Record extracts
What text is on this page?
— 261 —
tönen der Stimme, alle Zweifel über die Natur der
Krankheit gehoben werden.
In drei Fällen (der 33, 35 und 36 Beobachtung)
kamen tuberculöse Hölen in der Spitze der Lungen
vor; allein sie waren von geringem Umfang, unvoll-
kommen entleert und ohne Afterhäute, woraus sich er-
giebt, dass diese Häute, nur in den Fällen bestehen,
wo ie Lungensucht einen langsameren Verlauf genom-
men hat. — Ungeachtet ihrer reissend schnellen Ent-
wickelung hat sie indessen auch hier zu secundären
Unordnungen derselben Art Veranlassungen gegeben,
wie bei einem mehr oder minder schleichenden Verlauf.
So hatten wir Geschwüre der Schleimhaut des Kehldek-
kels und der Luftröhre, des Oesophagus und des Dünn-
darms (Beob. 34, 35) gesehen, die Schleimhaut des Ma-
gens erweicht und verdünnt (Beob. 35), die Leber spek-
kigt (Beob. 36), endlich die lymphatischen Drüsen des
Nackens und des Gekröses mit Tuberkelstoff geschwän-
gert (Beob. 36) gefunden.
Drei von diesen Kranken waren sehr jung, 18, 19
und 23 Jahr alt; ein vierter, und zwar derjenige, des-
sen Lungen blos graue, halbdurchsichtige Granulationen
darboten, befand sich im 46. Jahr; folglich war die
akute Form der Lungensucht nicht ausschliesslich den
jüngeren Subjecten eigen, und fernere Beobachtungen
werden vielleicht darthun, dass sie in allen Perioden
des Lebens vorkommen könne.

Activity
I need each line from the listing where the word "dass" occurs.

Response
giebt, dass diese Häute, nur in den Fällen bestehen,
werden vielleicht darthun, dass sie in allen Perioden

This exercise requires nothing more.